→ **OBJECTIVE**
Reproduce the listing below in its entirety. Change nothing.

→ **RECORDS SUPPLIED**
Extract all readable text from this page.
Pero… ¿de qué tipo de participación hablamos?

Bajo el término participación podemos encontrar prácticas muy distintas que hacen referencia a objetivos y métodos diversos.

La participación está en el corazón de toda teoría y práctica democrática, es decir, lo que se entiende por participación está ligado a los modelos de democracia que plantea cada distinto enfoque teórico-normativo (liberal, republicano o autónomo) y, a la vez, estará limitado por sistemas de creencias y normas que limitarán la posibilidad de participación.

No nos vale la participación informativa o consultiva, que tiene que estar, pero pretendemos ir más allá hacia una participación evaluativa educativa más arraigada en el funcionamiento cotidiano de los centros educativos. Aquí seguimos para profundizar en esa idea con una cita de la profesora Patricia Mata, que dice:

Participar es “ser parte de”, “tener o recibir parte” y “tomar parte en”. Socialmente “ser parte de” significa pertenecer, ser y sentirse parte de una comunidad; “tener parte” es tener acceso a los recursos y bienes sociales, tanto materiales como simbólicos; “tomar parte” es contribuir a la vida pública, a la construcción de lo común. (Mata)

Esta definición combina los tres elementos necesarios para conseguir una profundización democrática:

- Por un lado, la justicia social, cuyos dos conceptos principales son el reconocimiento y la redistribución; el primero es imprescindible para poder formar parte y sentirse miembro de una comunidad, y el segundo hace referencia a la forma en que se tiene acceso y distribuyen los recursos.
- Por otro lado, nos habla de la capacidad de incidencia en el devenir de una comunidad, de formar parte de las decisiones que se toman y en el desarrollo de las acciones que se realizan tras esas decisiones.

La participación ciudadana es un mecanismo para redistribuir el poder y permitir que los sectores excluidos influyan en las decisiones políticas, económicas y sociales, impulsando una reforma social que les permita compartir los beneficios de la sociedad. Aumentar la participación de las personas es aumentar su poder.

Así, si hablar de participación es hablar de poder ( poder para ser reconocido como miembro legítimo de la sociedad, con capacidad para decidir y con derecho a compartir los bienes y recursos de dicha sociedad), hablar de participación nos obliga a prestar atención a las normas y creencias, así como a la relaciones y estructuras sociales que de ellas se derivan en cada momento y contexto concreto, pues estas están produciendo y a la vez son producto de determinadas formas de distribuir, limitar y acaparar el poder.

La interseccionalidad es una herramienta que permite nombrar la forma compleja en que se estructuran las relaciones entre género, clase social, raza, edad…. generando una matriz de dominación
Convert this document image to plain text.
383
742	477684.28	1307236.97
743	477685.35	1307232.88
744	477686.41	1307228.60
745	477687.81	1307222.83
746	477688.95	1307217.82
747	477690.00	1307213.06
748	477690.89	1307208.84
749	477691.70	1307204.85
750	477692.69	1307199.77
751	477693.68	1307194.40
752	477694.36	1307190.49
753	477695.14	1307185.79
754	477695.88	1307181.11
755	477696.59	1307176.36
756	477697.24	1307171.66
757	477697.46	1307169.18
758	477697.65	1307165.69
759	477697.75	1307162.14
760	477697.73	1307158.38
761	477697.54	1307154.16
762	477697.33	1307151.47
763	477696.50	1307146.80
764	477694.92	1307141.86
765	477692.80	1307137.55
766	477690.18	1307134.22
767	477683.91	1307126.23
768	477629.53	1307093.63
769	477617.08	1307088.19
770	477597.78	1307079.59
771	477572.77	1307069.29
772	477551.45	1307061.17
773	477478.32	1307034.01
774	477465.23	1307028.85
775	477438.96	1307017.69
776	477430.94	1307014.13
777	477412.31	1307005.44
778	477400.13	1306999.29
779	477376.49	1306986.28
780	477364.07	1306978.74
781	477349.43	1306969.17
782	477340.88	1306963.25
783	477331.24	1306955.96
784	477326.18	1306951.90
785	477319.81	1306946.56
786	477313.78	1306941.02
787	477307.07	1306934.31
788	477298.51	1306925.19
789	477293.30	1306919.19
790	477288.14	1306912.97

→ **TASK OUTPUT**
Extract all readable text from this page.
Pero… ¿de qué tipo de participación hablamos?

Bajo el término participación podemos encontrar prácticas muy distintas que hacen referencia a objetivos y métodos diversos.

La participación está en el corazón de toda teoría y práctica democrática, es decir, lo que se entiende por participación está ligado a los modelos de democracia que plantea cada distinto enfoque teórico-normativo (liberal, republicano o autónomo) y, a la vez, estará limitado por sistemas de creencias y normas que limitarán la posibilidad de participación.

No nos vale la participación informativa o consultiva, que tiene que estar, pero pretendemos ir más allá hacia una participación evaluativa educativa más arraigada en el funcionamiento cotidiano de los centros educativos. Aquí seguimos para profundizar en esa idea con una cita de la profesora Patricia Mata, que dice:

Participar es “ser parte de”, “tener o recibir parte” y “tomar parte en”. Socialmente “ser parte de” significa pertenecer, ser y sentirse parte de una comunidad; “tener parte” es tener acceso a los recursos y bienes sociales, tanto materiales como simbólicos; “tomar parte” es contribuir a la vida pública, a la construcción de lo común. (Mata)

Esta definición combina los tres elementos necesarios para conseguir una profundización democrática:

- Por un lado, la justicia social, cuyos dos conceptos principales son el reconocimiento y la redistribución; el primero es imprescindible para poder formar parte y sentirse miembro de una comunidad, y el segundo hace referencia a la forma en que se tiene acceso y distribuyen los recursos.
- Por otro lado, nos habla de la capacidad de incidencia en el devenir de una comunidad, de formar parte de las decisiones que se toman y en el desarrollo de las acciones que se realizan tras esas decisiones.

La participación ciudadana es un mecanismo para redistribuir el poder y permitir que los sectores excluidos influyan en las decisiones políticas, económicas y sociales, impulsando una reforma social que les permita compartir los beneficios de la sociedad. Aumentar la participación de las personas es aumentar su poder.

Así, si hablar de participación es hablar de poder ( poder para ser reconocido como miembro legítimo de la sociedad, con capacidad para decidir y con derecho a compartir los bienes y recursos de dicha sociedad), hablar de participación nos obliga a prestar atención a las normas y creencias, así como a la relaciones y estructuras sociales que de ellas se derivan en cada momento y contexto concreto, pues estas están produciendo y a la vez son producto de determinadas formas de distribuir, limitar y acaparar el poder.

La interseccionalidad es una herramienta que permite nombrar la forma compleja en que se estructuran las relaciones entre género, clase social, raza, edad…. generando una matriz de dominación
Convert this document image to plain text.
383
742	477684.28	1307236.97
743	477685.35	1307232.88
744	477686.41	1307228.60
745	477687.81	1307222.83
746	477688.95	1307217.82
747	477690.00	1307213.06
748	477690.89	1307208.84
749	477691.70	1307204.85
750	477692.69	1307199.77
751	477693.68	1307194.40
752	477694.36	1307190.49
753	477695.14	1307185.79
754	477695.88	1307181.11
755	477696.59	1307176.36
756	477697.24	1307171.66
757	477697.46	1307169.18
758	477697.65	1307165.69
759	477697.75	1307162.14
760	477697.73	1307158.38
761	477697.54	1307154.16
762	477697.33	1307151.47
763	477696.50	1307146.80
764	477694.92	1307141.86
765	477692.80	1307137.55
766	477690.18	1307134.22
767	477683.91	1307126.23
768	477629.53	1307093.63
769	477617.08	1307088.19
770	477597.78	1307079.59
771	477572.77	1307069.29
772	477551.45	1307061.17
773	477478.32	1307034.01
774	477465.23	1307028.85
775	477438.96	1307017.69
776	477430.94	1307014.13
777	477412.31	1307005.44
778	477400.13	1306999.29
779	477376.49	1306986.28
780	477364.07	1306978.74
781	477349.43	1306969.17
782	477340.88	1306963.25
783	477331.24	1306955.96
784	477326.18	1306951.90
785	477319.81	1306946.56
786	477313.78	1306941.02
787	477307.07	1306934.31
788	477298.51	1306925.19
789	477293.30	1306919.19
790	477288.14	1306912.97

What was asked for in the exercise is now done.